**To do:** Output the records exactly as they appear, with no pictures included.

[Data entries]
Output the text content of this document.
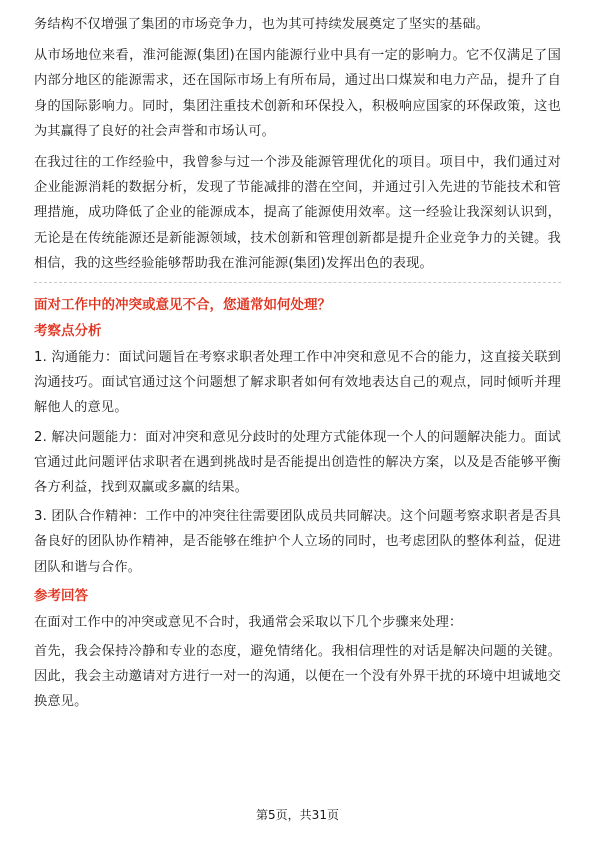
务结构不仅增强了集团的市场竞争力，也为其可持续发展奠定了坚实的基础。

从市场地位来看，淮河能源(集团)在国内能源行业中具有一定的影响力。它不仅满足了国内部分地区的能源需求，还在国际市场上有所布局，通过出口煤炭和电力产品，提升了自身的国际影响力。同时，集团注重技术创新和环保投入，积极响应国家的环保政策，这也为其赢得了良好的社会声誉和市场认可。

在我过往的工作经验中，我曾参与过一个涉及能源管理优化的项目。项目中，我们通过对企业能源消耗的数据分析，发现了节能减排的潜在空间，并通过引入先进的节能技术和管理措施，成功降低了企业的能源成本，提高了能源使用效率。这一经验让我深刻认识到，无论是在传统能源还是新能源领域，技术创新和管理创新都是提升企业竞争力的关键。我相信，我的这些经验能够帮助我在淮河能源(集团)发挥出色的表现。

面对工作中的冲突或意见不合，您通常如何处理？

考察点分析

1. 沟通能力：面试问题旨在考察求职者处理工作中冲突和意见不合的能力，这直接关联到沟通技巧。面试官通过这个问题想了解求职者如何有效地表达自己的观点，同时倾听并理解他人的意见。

2. 解决问题能力：面对冲突和意见分歧时的处理方式能体现一个人的问题解决能力。面试官通过此问题评估求职者在遇到挑战时是否能提出创造性的解决方案，以及是否能够平衡各方利益，找到双赢或多赢的结果。

3. 团队合作精神：工作中的冲突往往需要团队成员共同解决。这个问题考察求职者是否具备良好的团队协作精神，是否能够在维护个人立场的同时，也考虑团队的整体利益，促进团队和谐与合作。

参考回答

在面对工作中的冲突或意见不合时，我通常会采取以下几个步骤来处理：

首先，我会保持冷静和专业的态度，避免情绪化。我相信理性的对话是解决问题的关键。因此，我会主动邀请对方进行一对一的沟通，以便在一个没有外界干扰的环境中坦诚地交换意见。

第5页，共31页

**The completed task:**
Output the text content of this document.
务结构不仅增强了集团的市场竞争力，也为其可持续发展奠定了坚实的基础。

从市场地位来看，淮河能源(集团)在国内能源行业中具有一定的影响力。它不仅满足了国内部分地区的能源需求，还在国际市场上有所布局，通过出口煤炭和电力产品，提升了自身的国际影响力。同时，集团注重技术创新和环保投入，积极响应国家的环保政策，这也为其赢得了良好的社会声誉和市场认可。

在我过往的工作经验中，我曾参与过一个涉及能源管理优化的项目。项目中，我们通过对企业能源消耗的数据分析，发现了节能减排的潜在空间，并通过引入先进的节能技术和管理措施，成功降低了企业的能源成本，提高了能源使用效率。这一经验让我深刻认识到，无论是在传统能源还是新能源领域，技术创新和管理创新都是提升企业竞争力的关键。我相信，我的这些经验能够帮助我在淮河能源(集团)发挥出色的表现。

面对工作中的冲突或意见不合，您通常如何处理？

考察点分析

1. 沟通能力：面试问题旨在考察求职者处理工作中冲突和意见不合的能力，这直接关联到沟通技巧。面试官通过这个问题想了解求职者如何有效地表达自己的观点，同时倾听并理解他人的意见。

2. 解决问题能力：面对冲突和意见分歧时的处理方式能体现一个人的问题解决能力。面试官通过此问题评估求职者在遇到挑战时是否能提出创造性的解决方案，以及是否能够平衡各方利益，找到双赢或多赢的结果。

3. 团队合作精神：工作中的冲突往往需要团队成员共同解决。这个问题考察求职者是否具备良好的团队协作精神，是否能够在维护个人立场的同时，也考虑团队的整体利益，促进团队和谐与合作。

参考回答

在面对工作中的冲突或意见不合时，我通常会采取以下几个步骤来处理：

首先，我会保持冷静和专业的态度，避免情绪化。我相信理性的对话是解决问题的关键。因此，我会主动邀请对方进行一对一的沟通，以便在一个没有外界干扰的环境中坦诚地交换意见。

第5页，共31页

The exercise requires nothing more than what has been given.